Challenge: All records are to be retyped faithfully and completely.

* START Dataset *

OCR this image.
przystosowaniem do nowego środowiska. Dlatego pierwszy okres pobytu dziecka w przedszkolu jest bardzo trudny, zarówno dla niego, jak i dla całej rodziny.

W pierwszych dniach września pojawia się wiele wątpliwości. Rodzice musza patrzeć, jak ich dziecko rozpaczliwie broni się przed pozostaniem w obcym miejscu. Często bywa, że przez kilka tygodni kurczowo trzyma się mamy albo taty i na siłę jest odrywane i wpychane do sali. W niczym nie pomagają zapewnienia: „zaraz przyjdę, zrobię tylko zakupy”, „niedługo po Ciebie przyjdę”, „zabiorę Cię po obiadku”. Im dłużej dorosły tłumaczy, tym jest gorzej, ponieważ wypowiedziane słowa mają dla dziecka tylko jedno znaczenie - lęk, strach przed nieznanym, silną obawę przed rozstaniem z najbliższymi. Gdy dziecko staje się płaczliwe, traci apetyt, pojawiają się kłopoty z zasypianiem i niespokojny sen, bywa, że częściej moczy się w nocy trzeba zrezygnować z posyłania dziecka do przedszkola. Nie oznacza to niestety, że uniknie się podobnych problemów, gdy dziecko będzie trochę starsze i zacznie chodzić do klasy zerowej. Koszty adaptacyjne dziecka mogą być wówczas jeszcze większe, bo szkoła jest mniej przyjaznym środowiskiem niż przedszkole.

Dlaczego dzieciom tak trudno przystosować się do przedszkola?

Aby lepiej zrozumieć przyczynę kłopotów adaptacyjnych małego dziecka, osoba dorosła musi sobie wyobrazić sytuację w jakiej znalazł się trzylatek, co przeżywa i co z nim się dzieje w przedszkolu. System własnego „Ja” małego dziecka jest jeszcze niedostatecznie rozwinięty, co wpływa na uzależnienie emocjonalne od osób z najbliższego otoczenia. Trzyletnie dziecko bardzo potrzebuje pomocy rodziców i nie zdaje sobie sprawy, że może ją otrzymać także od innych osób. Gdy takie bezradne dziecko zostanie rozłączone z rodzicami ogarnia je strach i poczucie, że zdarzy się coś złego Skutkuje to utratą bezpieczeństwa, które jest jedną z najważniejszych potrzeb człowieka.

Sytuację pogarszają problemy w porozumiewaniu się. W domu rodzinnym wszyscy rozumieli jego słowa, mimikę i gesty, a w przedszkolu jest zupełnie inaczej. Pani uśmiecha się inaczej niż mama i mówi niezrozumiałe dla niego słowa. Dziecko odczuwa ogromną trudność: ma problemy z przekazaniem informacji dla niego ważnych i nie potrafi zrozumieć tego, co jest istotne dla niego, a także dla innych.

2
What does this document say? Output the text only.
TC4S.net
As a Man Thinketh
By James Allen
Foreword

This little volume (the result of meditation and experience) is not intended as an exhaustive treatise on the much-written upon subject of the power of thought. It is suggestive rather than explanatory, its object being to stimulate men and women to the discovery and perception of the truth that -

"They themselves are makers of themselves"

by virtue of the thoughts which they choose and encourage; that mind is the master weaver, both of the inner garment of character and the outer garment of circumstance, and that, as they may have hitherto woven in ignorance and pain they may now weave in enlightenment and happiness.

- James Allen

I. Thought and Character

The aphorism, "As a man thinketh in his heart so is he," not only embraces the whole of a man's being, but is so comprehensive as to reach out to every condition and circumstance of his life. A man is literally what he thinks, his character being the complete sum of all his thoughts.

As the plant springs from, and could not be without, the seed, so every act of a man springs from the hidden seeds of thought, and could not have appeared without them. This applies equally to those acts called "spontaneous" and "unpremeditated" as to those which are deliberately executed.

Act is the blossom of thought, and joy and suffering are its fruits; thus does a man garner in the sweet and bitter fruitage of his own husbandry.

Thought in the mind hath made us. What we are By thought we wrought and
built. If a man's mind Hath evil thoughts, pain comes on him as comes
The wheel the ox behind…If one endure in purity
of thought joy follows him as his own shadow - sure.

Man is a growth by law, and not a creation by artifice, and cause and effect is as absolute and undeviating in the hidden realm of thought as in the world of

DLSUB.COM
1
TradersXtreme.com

* END Dataset *

Answer:
OCR this image.
przystosowaniem do nowego środowiska. Dlatego pierwszy okres pobytu dziecka w przedszkolu jest bardzo trudny, zarówno dla niego, jak i dla całej rodziny.

W pierwszych dniach września pojawia się wiele wątpliwości. Rodzice musza patrzeć, jak ich dziecko rozpaczliwie broni się przed pozostaniem w obcym miejscu. Często bywa, że przez kilka tygodni kurczowo trzyma się mamy albo taty i na siłę jest odrywane i wpychane do sali. W niczym nie pomagają zapewnienia: „zaraz przyjdę, zrobię tylko zakupy”, „niedługo po Ciebie przyjdę”, „zabiorę Cię po obiadku”. Im dłużej dorosły tłumaczy, tym jest gorzej, ponieważ wypowiedziane słowa mają dla dziecka tylko jedno znaczenie - lęk, strach przed nieznanym, silną obawę przed rozstaniem z najbliższymi. Gdy dziecko staje się płaczliwe, traci apetyt, pojawiają się kłopoty z zasypianiem i niespokojny sen, bywa, że częściej moczy się w nocy trzeba zrezygnować z posyłania dziecka do przedszkola. Nie oznacza to niestety, że uniknie się podobnych problemów, gdy dziecko będzie trochę starsze i zacznie chodzić do klasy zerowej. Koszty adaptacyjne dziecka mogą być wówczas jeszcze większe, bo szkoła jest mniej przyjaznym środowiskiem niż przedszkole.

Dlaczego dzieciom tak trudno przystosować się do przedszkola?

Aby lepiej zrozumieć przyczynę kłopotów adaptacyjnych małego dziecka, osoba dorosła musi sobie wyobrazić sytuację w jakiej znalazł się trzylatek, co przeżywa i co z nim się dzieje w przedszkolu. System własnego „Ja” małego dziecka jest jeszcze niedostatecznie rozwinięty, co wpływa na uzależnienie emocjonalne od osób z najbliższego otoczenia. Trzyletnie dziecko bardzo potrzebuje pomocy rodziców i nie zdaje sobie sprawy, że może ją otrzymać także od innych osób. Gdy takie bezradne dziecko zostanie rozłączone z rodzicami ogarnia je strach i poczucie, że zdarzy się coś złego Skutkuje to utratą bezpieczeństwa, które jest jedną z najważniejszych potrzeb człowieka.

Sytuację pogarszają problemy w porozumiewaniu się. W domu rodzinnym wszyscy rozumieli jego słowa, mimikę i gesty, a w przedszkolu jest zupełnie inaczej. Pani uśmiecha się inaczej niż mama i mówi niezrozumiałe dla niego słowa. Dziecko odczuwa ogromną trudność: ma problemy z przekazaniem informacji dla niego ważnych i nie potrafi zrozumieć tego, co jest istotne dla niego, a także dla innych.

2
What does this document say? Output the text only.
TC4S.net
As a Man Thinketh
By James Allen
Foreword

This little volume (the result of meditation and experience) is not intended as an exhaustive treatise on the much-written upon subject of the power of thought. It is suggestive rather than explanatory, its object being to stimulate men and women to the discovery and perception of the truth that -

"They themselves are makers of themselves"

by virtue of the thoughts which they choose and encourage; that mind is the master weaver, both of the inner garment of character and the outer garment of circumstance, and that, as they may have hitherto woven in ignorance and pain they may now weave in enlightenment and happiness.

- James Allen

I. Thought and Character

The aphorism, "As a man thinketh in his heart so is he," not only embraces the whole of a man's being, but is so comprehensive as to reach out to every condition and circumstance of his life. A man is literally what he thinks, his character being the complete sum of all his thoughts.

As the plant springs from, and could not be without, the seed, so every act of a man springs from the hidden seeds of thought, and could not have appeared without them. This applies equally to those acts called "spontaneous" and "unpremeditated" as to those which are deliberately executed.

Act is the blossom of thought, and joy and suffering are its fruits; thus does a man garner in the sweet and bitter fruitage of his own husbandry.

Thought in the mind hath made us. What we are By thought we wrought and
built. If a man's mind Hath evil thoughts, pain comes on him as comes
The wheel the ox behind…If one endure in purity
of thought joy follows him as his own shadow - sure.

Man is a growth by law, and not a creation by artifice, and cause and effect is as absolute and undeviating in the hidden realm of thought as in the world of

DLSUB.COM
1
TradersXtreme.com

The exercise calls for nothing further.